**INFORMATION GIVEN**

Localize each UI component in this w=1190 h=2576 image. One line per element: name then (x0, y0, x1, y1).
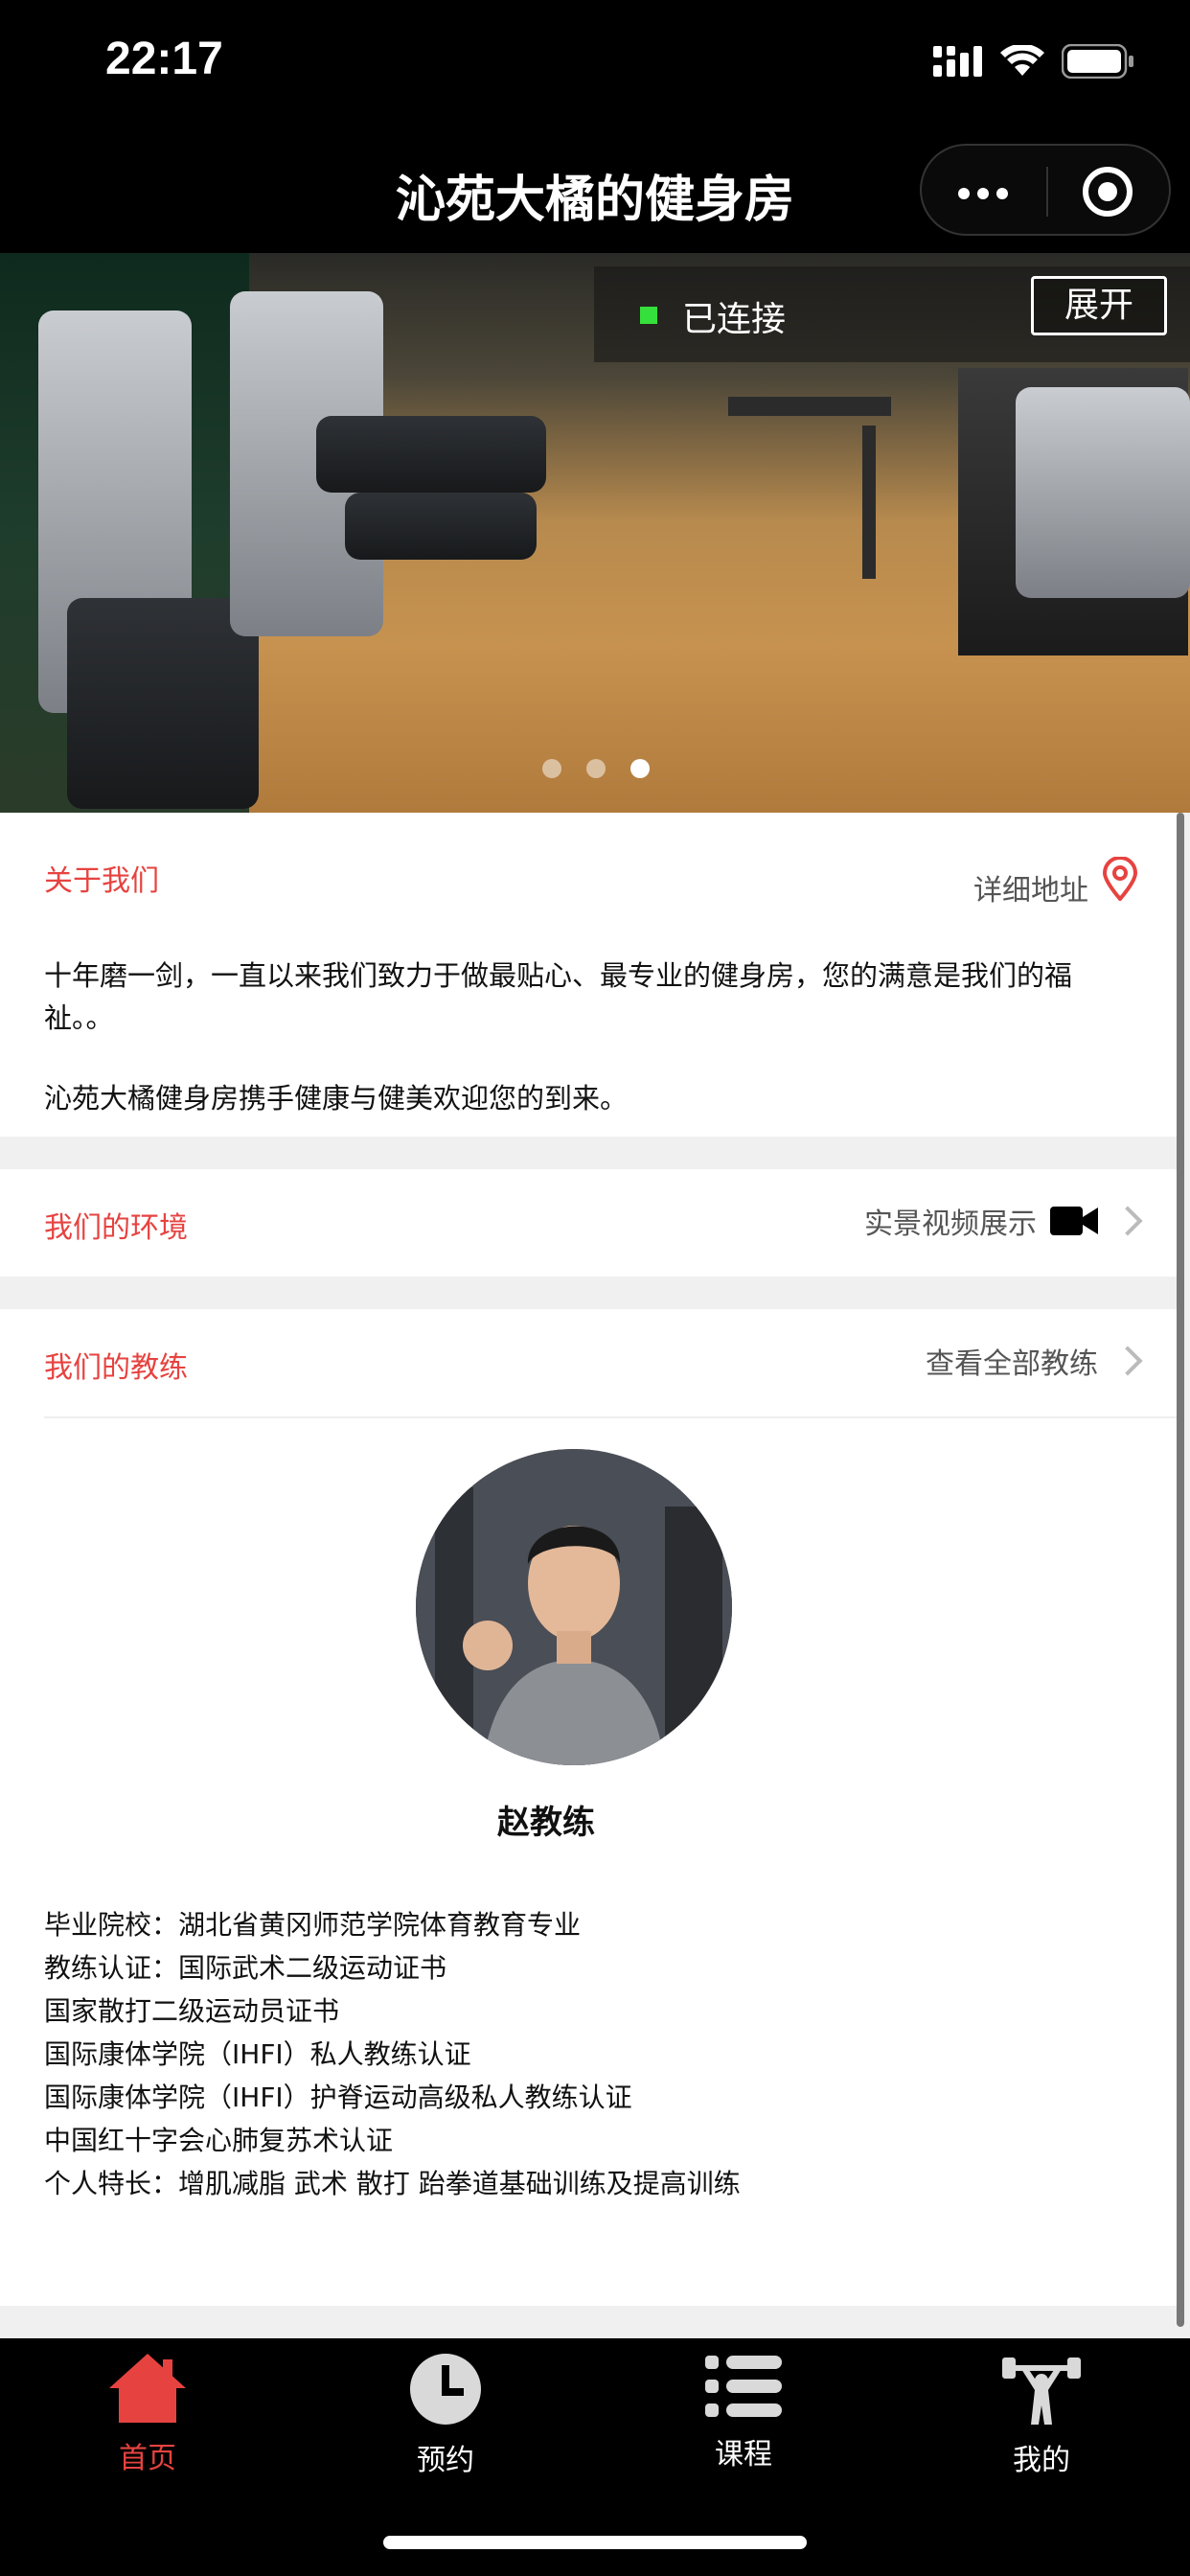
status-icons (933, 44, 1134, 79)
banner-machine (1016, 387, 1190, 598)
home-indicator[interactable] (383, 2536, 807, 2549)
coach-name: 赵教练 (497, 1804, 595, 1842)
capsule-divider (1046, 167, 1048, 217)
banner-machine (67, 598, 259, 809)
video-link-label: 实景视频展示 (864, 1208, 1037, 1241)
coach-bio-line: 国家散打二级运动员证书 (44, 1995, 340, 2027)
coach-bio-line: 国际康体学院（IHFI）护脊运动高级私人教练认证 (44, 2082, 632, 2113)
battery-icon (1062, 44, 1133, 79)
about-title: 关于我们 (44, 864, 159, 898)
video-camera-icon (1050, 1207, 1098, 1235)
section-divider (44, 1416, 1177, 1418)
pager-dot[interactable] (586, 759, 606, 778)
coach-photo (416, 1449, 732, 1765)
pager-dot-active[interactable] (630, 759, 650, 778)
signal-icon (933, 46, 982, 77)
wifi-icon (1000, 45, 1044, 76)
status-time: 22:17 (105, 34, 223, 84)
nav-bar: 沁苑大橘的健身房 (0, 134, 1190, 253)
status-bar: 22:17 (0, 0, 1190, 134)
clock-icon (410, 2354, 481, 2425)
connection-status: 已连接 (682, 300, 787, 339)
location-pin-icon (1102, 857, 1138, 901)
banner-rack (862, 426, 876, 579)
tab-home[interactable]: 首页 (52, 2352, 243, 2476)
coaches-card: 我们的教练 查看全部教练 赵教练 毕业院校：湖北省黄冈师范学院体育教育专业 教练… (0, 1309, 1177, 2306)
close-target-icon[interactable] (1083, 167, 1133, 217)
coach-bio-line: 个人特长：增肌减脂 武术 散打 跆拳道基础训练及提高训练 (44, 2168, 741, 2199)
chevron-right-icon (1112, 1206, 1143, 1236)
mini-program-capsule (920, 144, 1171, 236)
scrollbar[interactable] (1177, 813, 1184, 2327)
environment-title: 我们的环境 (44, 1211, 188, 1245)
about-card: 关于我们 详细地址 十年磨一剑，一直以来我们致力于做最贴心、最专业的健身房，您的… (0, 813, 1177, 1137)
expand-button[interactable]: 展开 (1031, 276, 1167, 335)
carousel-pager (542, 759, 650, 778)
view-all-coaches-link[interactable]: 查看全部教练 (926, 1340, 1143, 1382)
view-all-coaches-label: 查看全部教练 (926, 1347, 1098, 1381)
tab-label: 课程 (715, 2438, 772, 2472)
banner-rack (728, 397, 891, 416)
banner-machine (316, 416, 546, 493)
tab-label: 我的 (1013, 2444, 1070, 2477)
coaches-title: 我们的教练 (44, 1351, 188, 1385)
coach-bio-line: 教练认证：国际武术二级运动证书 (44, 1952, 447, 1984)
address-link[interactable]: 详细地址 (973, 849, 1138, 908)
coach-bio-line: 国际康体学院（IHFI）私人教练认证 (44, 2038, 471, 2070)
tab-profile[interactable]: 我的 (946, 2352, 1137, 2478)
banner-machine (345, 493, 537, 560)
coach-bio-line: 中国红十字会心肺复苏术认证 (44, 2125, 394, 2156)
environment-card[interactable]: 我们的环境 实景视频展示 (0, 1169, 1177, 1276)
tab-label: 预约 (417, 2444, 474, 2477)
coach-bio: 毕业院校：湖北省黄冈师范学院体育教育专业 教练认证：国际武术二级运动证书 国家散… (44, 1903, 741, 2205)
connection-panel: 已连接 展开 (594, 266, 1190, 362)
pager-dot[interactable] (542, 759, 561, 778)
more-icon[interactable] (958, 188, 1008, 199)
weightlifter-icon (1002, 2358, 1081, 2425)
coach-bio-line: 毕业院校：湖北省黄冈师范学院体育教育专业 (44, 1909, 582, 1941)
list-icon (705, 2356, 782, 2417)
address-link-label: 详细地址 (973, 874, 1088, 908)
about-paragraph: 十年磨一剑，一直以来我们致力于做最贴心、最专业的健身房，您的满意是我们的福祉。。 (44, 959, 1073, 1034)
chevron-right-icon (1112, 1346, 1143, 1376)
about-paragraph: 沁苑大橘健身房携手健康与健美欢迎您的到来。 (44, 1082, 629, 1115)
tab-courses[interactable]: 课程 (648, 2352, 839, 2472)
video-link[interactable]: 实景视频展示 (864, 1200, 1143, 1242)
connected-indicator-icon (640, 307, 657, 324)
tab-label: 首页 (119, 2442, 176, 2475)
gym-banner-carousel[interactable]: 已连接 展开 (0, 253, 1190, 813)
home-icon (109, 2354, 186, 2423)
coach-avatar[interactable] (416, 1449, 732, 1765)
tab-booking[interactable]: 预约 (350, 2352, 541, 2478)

**EXERCISE DESCRIPTION**
Rewrite the material above with every "banner-machine" changed to "banner-equipment" and nothing else altered. Leave the picture out of your answer.

**CORRECT OUTPUT**
Localize each UI component in this w=1190 h=2576 image. One line per element: name then (x0, y0, x1, y1).
status-icons (933, 44, 1134, 79)
banner-equipment (1016, 387, 1190, 598)
home-indicator[interactable] (383, 2536, 807, 2549)
coach-name: 赵教练 (497, 1804, 595, 1842)
capsule-divider (1046, 167, 1048, 217)
banner-equipment (67, 598, 259, 809)
video-link-label: 实景视频展示 (864, 1208, 1037, 1241)
coach-bio-line: 国家散打二级运动员证书 (44, 1995, 340, 2027)
coach-bio-line: 国际康体学院（IHFI）护脊运动高级私人教练认证 (44, 2082, 632, 2113)
battery-icon (1062, 44, 1133, 79)
about-title: 关于我们 (44, 864, 159, 898)
video-camera-icon (1050, 1207, 1098, 1235)
section-divider (44, 1416, 1177, 1418)
pager-dot[interactable] (586, 759, 606, 778)
coach-photo (416, 1449, 732, 1765)
pager-dot-active[interactable] (630, 759, 650, 778)
signal-icon (933, 46, 982, 77)
wifi-icon (1000, 45, 1044, 76)
status-time: 22:17 (105, 34, 223, 84)
nav-bar: 沁苑大橘的健身房 (0, 134, 1190, 253)
status-bar: 22:17 (0, 0, 1190, 134)
clock-icon (410, 2354, 481, 2425)
connection-status: 已连接 (682, 300, 787, 339)
location-pin-icon (1102, 857, 1138, 901)
banner-rack (862, 426, 876, 579)
tab-home[interactable]: 首页 (52, 2352, 243, 2476)
coaches-card: 我们的教练 查看全部教练 赵教练 毕业院校：湖北省黄冈师范学院体育教育专业 教练… (0, 1309, 1177, 2306)
close-target-icon[interactable] (1083, 167, 1133, 217)
coach-bio-line: 个人特长：增肌减脂 武术 散打 跆拳道基础训练及提高训练 (44, 2168, 741, 2199)
chevron-right-icon (1112, 1206, 1143, 1236)
mini-program-capsule (920, 144, 1171, 236)
scrollbar[interactable] (1177, 813, 1184, 2327)
environment-title: 我们的环境 (44, 1211, 188, 1245)
about-card: 关于我们 详细地址 十年磨一剑，一直以来我们致力于做最贴心、最专业的健身房，您的… (0, 813, 1177, 1137)
expand-button[interactable]: 展开 (1031, 276, 1167, 335)
carousel-pager (542, 759, 650, 778)
view-all-coaches-link[interactable]: 查看全部教练 (926, 1340, 1143, 1382)
view-all-coaches-label: 查看全部教练 (926, 1347, 1098, 1381)
tab-label: 课程 (715, 2438, 772, 2472)
banner-rack (728, 397, 891, 416)
banner-equipment (316, 416, 546, 493)
tab-label: 我的 (1013, 2444, 1070, 2477)
coaches-title: 我们的教练 (44, 1351, 188, 1385)
coach-bio-line: 教练认证：国际武术二级运动证书 (44, 1952, 447, 1984)
address-link[interactable]: 详细地址 (973, 849, 1138, 908)
coach-bio-line: 国际康体学院（IHFI）私人教练认证 (44, 2038, 471, 2070)
tab-profile[interactable]: 我的 (946, 2352, 1137, 2478)
banner-equipment (345, 493, 537, 560)
coach-bio-line: 中国红十字会心肺复苏术认证 (44, 2125, 394, 2156)
environment-card[interactable]: 我们的环境 实景视频展示 (0, 1169, 1177, 1276)
tab-label: 预约 (417, 2444, 474, 2477)
coach-bio: 毕业院校：湖北省黄冈师范学院体育教育专业 教练认证：国际武术二级运动证书 国家散… (44, 1903, 741, 2205)
connection-panel: 已连接 展开 (594, 266, 1190, 362)
pager-dot[interactable] (542, 759, 561, 778)
more-icon[interactable] (958, 188, 1008, 199)
weightlifter-icon (1002, 2358, 1081, 2425)
coach-bio-line: 毕业院校：湖北省黄冈师范学院体育教育专业 (44, 1909, 582, 1941)
list-icon (705, 2356, 782, 2417)
address-link-label: 详细地址 (973, 874, 1088, 908)
about-paragraph: 十年磨一剑，一直以来我们致力于做最贴心、最专业的健身房，您的满意是我们的福祉。。 (44, 959, 1073, 1034)
chevron-right-icon (1112, 1346, 1143, 1376)
about-paragraph: 沁苑大橘健身房携手健康与健美欢迎您的到来。 (44, 1082, 629, 1115)
tab-courses[interactable]: 课程 (648, 2352, 839, 2472)
video-link[interactable]: 实景视频展示 (864, 1200, 1143, 1242)
connected-indicator-icon (640, 307, 657, 324)
tab-label: 首页 (119, 2442, 176, 2475)
gym-banner-carousel[interactable]: 已连接 展开 (0, 253, 1190, 813)
home-icon (109, 2354, 186, 2423)
coach-avatar[interactable] (416, 1449, 732, 1765)
tab-booking[interactable]: 预约 (350, 2352, 541, 2478)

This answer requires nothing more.